Saved entries
━━━━

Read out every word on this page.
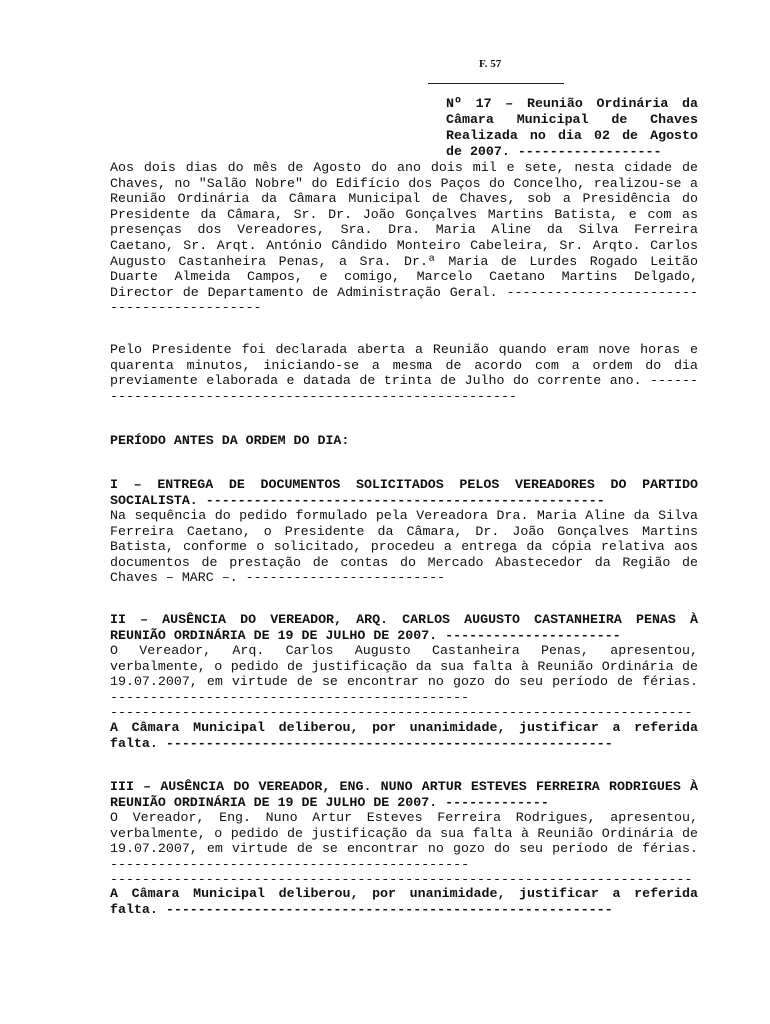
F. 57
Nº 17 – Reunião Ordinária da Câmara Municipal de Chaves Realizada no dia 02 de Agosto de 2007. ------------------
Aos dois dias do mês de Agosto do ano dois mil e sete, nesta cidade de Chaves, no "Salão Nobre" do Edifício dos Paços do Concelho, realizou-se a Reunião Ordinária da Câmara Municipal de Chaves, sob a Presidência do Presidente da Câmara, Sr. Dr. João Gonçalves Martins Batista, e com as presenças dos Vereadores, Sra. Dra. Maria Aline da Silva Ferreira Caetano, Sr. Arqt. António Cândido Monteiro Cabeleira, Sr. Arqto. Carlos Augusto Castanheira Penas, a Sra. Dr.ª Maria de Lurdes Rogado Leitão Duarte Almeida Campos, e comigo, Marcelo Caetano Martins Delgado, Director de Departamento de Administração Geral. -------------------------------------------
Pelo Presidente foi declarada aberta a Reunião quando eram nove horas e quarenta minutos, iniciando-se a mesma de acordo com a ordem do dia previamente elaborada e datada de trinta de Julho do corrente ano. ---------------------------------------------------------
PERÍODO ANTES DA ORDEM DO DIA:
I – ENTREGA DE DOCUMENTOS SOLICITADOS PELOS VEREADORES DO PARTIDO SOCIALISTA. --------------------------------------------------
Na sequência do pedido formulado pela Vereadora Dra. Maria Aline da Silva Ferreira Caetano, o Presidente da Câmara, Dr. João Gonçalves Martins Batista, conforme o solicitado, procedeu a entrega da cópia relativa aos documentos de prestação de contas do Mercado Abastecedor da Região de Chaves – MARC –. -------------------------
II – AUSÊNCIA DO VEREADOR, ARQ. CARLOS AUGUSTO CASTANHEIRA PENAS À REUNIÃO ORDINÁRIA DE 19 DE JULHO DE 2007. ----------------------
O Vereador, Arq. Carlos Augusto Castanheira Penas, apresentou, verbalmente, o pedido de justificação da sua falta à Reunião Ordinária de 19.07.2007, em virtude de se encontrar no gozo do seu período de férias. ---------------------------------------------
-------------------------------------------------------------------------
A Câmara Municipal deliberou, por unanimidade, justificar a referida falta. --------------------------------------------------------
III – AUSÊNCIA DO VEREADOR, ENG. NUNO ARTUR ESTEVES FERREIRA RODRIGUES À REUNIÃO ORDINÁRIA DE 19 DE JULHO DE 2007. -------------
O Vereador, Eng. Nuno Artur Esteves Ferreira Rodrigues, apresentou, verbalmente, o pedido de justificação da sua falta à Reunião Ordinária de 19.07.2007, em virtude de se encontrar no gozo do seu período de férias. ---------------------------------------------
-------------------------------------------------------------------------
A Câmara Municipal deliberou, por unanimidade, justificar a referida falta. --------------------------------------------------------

━━━━

THE PROBLEM:
Restate every record exactly, please; do not copy the pictures.

WRITTEN SOLUTION:
Read out every word on this page.
F. 57
Nº 17 – Reunião Ordinária da Câmara Municipal de Chaves Realizada no dia 02 de Agosto de 2007. ------------------
Aos dois dias do mês de Agosto do ano dois mil e sete, nesta cidade de Chaves, no "Salão Nobre" do Edifício dos Paços do Concelho, realizou-se a Reunião Ordinária da Câmara Municipal de Chaves, sob a Presidência do Presidente da Câmara, Sr. Dr. João Gonçalves Martins Batista, e com as presenças dos Vereadores, Sra. Dra. Maria Aline da Silva Ferreira Caetano, Sr. Arqt. António Cândido Monteiro Cabeleira, Sr. Arqto. Carlos Augusto Castanheira Penas, a Sra. Dr.ª Maria de Lurdes Rogado Leitão Duarte Almeida Campos, e comigo, Marcelo Caetano Martins Delgado, Director de Departamento de Administração Geral. -------------------------------------------
Pelo Presidente foi declarada aberta a Reunião quando eram nove horas e quarenta minutos, iniciando-se a mesma de acordo com a ordem do dia previamente elaborada e datada de trinta de Julho do corrente ano. ---------------------------------------------------------
PERÍODO ANTES DA ORDEM DO DIA:
I – ENTREGA DE DOCUMENTOS SOLICITADOS PELOS VEREADORES DO PARTIDO SOCIALISTA. --------------------------------------------------
Na sequência do pedido formulado pela Vereadora Dra. Maria Aline da Silva Ferreira Caetano, o Presidente da Câmara, Dr. João Gonçalves Martins Batista, conforme o solicitado, procedeu a entrega da cópia relativa aos documentos de prestação de contas do Mercado Abastecedor da Região de Chaves – MARC –. -------------------------
II – AUSÊNCIA DO VEREADOR, ARQ. CARLOS AUGUSTO CASTANHEIRA PENAS À REUNIÃO ORDINÁRIA DE 19 DE JULHO DE 2007. ----------------------
O Vereador, Arq. Carlos Augusto Castanheira Penas, apresentou, verbalmente, o pedido de justificação da sua falta à Reunião Ordinária de 19.07.2007, em virtude de se encontrar no gozo do seu período de férias. ---------------------------------------------
-------------------------------------------------------------------------
A Câmara Municipal deliberou, por unanimidade, justificar a referida falta. --------------------------------------------------------
III – AUSÊNCIA DO VEREADOR, ENG. NUNO ARTUR ESTEVES FERREIRA RODRIGUES À REUNIÃO ORDINÁRIA DE 19 DE JULHO DE 2007. -------------
O Vereador, Eng. Nuno Artur Esteves Ferreira Rodrigues, apresentou, verbalmente, o pedido de justificação da sua falta à Reunião Ordinária de 19.07.2007, em virtude de se encontrar no gozo do seu período de férias. ---------------------------------------------
-------------------------------------------------------------------------
A Câmara Municipal deliberou, por unanimidade, justificar a referida falta. --------------------------------------------------------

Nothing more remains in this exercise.